= INFORMATION GIVEN =

———

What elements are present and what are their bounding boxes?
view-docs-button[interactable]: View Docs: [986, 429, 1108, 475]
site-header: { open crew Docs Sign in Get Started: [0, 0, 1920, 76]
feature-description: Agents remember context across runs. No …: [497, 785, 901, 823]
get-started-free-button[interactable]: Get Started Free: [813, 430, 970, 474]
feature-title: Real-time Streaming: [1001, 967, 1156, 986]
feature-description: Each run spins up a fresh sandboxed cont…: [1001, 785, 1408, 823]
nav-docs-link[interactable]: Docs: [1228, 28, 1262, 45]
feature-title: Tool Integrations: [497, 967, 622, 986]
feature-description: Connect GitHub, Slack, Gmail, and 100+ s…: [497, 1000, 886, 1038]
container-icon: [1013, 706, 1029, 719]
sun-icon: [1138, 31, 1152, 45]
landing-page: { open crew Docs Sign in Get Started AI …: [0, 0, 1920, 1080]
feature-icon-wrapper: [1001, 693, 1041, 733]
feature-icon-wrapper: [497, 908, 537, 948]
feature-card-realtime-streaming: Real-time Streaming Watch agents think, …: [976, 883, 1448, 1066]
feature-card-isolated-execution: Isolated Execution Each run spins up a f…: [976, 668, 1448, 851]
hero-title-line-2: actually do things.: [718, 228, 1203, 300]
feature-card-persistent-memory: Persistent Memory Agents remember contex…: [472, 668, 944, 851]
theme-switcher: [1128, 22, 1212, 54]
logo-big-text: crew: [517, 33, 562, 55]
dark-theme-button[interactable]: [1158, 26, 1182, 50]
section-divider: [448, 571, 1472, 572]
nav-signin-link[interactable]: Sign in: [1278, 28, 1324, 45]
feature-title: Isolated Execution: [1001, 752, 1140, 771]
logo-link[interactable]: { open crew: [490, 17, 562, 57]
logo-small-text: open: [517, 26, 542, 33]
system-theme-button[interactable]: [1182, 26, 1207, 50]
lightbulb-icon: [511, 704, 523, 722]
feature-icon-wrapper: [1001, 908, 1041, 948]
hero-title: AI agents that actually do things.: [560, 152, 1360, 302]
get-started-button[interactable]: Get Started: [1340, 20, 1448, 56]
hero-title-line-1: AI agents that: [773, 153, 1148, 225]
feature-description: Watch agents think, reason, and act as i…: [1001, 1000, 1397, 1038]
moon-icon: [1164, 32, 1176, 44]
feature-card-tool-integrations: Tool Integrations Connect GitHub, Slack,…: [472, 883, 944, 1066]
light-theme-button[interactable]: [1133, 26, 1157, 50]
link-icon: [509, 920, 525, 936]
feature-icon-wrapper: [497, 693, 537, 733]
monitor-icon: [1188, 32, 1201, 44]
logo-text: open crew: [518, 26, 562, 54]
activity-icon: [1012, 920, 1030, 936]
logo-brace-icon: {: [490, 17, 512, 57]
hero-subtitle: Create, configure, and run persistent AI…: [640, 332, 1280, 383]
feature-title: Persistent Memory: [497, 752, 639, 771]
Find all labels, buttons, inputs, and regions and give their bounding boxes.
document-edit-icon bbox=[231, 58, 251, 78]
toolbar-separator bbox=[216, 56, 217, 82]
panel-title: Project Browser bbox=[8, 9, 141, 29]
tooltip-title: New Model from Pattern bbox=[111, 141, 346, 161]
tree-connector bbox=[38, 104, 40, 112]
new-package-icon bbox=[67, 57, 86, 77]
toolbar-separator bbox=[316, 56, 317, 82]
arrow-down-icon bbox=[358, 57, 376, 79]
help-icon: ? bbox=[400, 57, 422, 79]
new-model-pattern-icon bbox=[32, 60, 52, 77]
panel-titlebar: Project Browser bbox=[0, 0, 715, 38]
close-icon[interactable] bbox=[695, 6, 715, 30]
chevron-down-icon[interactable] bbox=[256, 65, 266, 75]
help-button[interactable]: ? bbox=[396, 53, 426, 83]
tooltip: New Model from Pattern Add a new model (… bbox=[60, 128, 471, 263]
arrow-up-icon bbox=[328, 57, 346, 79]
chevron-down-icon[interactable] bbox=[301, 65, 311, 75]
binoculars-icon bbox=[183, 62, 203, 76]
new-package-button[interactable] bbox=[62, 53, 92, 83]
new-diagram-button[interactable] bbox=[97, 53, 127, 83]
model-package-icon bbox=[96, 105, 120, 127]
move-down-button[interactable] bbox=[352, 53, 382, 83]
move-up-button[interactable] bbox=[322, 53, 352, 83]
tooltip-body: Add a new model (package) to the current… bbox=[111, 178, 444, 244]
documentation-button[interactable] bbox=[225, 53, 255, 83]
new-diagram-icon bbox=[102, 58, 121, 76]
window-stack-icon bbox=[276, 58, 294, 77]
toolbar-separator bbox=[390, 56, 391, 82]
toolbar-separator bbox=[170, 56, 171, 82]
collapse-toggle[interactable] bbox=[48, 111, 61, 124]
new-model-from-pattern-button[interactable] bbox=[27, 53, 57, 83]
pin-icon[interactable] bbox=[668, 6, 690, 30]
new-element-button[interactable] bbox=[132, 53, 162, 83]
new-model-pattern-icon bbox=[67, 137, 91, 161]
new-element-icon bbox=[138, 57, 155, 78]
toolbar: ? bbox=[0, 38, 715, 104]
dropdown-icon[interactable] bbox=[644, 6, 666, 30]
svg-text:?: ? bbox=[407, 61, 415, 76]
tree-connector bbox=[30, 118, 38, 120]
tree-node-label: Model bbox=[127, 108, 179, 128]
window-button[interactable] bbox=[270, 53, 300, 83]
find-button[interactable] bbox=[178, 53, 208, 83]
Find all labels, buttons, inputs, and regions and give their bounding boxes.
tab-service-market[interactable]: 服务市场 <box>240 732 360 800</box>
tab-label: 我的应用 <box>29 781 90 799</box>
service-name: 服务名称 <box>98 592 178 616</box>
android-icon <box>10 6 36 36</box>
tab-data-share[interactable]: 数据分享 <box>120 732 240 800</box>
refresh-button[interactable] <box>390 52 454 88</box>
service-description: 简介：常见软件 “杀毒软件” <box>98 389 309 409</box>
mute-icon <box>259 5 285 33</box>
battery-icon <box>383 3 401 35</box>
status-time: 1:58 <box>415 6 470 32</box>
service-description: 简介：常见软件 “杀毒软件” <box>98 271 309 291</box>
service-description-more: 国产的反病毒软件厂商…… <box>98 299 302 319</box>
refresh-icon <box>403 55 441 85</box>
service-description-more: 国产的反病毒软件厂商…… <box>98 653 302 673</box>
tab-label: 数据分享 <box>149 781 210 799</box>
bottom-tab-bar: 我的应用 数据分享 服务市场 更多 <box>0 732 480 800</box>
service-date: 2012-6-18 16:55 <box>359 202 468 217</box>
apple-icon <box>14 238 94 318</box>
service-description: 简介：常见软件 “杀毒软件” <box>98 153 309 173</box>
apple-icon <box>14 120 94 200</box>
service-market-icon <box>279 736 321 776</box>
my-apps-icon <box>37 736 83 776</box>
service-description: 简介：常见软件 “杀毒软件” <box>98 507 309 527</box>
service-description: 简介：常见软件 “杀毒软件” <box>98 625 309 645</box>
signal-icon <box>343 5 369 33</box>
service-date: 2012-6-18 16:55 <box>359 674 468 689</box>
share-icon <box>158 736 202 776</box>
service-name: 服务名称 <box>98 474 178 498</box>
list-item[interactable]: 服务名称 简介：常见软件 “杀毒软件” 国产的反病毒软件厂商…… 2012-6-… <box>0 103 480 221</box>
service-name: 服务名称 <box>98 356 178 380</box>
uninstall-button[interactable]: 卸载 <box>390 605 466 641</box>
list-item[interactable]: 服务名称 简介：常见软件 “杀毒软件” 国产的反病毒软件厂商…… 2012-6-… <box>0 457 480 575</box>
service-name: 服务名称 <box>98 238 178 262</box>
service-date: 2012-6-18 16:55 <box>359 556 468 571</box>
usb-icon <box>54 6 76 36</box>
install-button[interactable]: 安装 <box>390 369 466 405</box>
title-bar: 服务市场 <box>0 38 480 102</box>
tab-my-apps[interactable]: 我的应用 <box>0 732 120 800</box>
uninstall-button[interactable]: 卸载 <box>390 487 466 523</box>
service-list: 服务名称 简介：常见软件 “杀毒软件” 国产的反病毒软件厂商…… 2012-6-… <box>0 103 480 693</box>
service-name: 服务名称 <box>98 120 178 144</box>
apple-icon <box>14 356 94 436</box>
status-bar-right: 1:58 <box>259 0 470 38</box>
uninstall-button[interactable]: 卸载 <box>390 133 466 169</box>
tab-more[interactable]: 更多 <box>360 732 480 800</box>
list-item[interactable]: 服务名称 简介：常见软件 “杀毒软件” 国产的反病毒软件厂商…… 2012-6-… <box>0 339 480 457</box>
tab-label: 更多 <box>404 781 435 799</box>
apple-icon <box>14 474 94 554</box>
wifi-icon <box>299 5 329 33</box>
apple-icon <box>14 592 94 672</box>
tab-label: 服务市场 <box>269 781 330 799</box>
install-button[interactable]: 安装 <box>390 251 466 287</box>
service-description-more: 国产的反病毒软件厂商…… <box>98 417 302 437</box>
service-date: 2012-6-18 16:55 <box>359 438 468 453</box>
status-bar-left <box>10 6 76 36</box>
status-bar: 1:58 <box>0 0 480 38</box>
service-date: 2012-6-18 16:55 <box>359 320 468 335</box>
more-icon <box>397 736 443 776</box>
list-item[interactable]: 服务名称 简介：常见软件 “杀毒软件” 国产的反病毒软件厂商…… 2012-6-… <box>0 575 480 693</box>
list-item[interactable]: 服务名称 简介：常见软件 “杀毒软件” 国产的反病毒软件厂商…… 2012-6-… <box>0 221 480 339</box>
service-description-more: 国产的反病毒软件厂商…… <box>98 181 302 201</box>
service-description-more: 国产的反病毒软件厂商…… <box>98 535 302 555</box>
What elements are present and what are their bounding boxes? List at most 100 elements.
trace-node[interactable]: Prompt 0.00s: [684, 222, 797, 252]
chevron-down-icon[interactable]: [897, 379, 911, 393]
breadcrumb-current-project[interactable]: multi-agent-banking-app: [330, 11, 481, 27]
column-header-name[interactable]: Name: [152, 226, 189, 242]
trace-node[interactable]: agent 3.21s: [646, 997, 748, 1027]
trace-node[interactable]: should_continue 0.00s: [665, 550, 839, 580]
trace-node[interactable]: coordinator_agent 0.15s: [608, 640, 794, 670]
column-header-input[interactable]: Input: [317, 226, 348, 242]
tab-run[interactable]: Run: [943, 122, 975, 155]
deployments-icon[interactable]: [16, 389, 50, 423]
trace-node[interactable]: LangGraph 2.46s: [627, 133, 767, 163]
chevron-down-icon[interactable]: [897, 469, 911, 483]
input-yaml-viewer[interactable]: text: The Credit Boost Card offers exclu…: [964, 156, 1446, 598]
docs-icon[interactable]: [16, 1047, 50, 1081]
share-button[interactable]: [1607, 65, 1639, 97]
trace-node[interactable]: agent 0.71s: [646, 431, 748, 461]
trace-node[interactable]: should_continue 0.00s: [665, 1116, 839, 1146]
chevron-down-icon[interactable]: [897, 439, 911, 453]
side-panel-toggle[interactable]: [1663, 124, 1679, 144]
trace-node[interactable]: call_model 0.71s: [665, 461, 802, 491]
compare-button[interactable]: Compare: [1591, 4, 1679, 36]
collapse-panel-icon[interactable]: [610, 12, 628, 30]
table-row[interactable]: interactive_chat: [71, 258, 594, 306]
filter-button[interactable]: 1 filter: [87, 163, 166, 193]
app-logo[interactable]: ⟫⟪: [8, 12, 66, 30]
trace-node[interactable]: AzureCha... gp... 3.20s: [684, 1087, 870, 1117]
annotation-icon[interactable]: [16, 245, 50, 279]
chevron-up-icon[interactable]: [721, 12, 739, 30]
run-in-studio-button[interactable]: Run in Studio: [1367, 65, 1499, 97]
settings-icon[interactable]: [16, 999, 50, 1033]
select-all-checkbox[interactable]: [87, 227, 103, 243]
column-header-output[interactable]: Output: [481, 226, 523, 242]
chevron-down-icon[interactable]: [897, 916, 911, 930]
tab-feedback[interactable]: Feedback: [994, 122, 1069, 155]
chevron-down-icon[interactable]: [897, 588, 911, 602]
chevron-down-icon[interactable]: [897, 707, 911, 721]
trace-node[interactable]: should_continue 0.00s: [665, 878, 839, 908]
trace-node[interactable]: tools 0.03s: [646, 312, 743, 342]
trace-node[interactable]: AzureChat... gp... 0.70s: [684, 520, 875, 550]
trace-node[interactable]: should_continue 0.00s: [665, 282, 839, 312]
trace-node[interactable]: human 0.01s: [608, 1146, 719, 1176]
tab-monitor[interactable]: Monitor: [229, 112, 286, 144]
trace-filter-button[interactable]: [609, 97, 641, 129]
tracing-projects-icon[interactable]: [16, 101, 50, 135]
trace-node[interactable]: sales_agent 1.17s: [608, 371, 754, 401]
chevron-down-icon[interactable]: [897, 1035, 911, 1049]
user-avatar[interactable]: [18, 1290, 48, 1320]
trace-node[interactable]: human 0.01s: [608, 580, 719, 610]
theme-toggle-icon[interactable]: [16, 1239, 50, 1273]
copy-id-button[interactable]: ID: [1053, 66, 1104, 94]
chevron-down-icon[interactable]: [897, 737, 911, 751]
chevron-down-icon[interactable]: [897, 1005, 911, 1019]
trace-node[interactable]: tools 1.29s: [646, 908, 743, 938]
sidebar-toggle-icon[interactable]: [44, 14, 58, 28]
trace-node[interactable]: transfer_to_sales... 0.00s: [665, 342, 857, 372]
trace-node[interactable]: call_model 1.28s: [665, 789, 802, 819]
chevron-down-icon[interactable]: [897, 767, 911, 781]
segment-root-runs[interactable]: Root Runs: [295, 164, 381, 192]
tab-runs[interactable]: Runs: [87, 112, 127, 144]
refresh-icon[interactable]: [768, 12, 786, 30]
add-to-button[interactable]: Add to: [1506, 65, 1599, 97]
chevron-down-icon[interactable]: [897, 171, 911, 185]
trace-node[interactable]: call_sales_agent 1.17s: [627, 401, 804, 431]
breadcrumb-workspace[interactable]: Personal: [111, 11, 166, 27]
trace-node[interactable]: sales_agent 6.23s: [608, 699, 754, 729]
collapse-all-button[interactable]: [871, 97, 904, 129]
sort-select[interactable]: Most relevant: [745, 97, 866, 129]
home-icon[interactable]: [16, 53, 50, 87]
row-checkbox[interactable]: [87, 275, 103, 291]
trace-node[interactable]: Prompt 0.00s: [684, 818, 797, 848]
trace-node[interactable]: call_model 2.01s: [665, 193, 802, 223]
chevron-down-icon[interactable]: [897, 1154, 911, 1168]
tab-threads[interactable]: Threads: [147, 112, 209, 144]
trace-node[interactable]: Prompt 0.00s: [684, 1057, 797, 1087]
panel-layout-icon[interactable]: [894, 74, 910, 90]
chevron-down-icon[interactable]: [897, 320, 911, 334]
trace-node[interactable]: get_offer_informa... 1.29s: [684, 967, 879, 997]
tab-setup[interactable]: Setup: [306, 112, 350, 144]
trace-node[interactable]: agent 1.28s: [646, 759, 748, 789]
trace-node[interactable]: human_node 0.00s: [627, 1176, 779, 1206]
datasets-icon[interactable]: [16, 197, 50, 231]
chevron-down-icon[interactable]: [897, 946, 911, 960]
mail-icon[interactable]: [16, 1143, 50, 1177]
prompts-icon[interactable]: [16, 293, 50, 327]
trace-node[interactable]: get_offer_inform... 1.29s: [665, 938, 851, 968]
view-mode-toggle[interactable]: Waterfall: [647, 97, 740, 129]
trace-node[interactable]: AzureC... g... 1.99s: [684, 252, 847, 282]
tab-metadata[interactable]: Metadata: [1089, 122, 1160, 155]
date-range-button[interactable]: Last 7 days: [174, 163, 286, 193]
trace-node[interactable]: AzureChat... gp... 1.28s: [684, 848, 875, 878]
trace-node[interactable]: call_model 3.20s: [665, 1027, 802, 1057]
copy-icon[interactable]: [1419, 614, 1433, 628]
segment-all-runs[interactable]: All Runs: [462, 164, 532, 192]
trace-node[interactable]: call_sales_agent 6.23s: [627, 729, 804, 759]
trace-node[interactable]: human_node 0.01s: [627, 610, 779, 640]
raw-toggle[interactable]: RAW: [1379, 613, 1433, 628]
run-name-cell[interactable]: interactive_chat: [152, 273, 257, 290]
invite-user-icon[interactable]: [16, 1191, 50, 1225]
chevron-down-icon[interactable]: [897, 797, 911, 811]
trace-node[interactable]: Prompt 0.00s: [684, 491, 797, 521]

———

= OBJECTIVE =
Can you turn the lines from the start of the records above through the line containing "feature-icon-wrapper: [497, 908, 537, 948]", inclusive, into a JSON list of strings with one string per line and blank lines omitted?

= CORRECT ANSWER =
[
  "What elements are present and what are their bounding boxes?",
  "view-docs-button[interactable]: View Docs: [986, 429, 1108, 475]",
  "site-header: { open crew Docs Sign in Get Started: [0, 0, 1920, 76]",
  "feature-description: Agents remember context across runs. No …: [497, 785, 901, 823]",
  "get-started-free-button[interactable]: Get Started Free: [813, 430, 970, 474]",
  "feature-title: Real-time Streaming: [1001, 967, 1156, 986]",
  "feature-description: Each run spins up a fresh sandboxed cont…: [1001, 785, 1408, 823]",
  "nav-docs-link[interactable]: Docs: [1228, 28, 1262, 45]",
  "feature-title: Tool Integrations: [497, 967, 622, 986]",
  "feature-description: Connect GitHub, Slack, Gmail, and 100+ s…: [497, 1000, 886, 1038]",
  "container-icon: [1013, 706, 1029, 719]",
  "sun-icon: [1138, 31, 1152, 45]",
  "landing-page: { open crew Docs Sign in Get Started AI …: [0, 0, 1920, 1080]",
  "feature-icon-wrapper: [1001, 693, 1041, 733]",
  "feature-icon-wrapper: [497, 908, 537, 948]"
]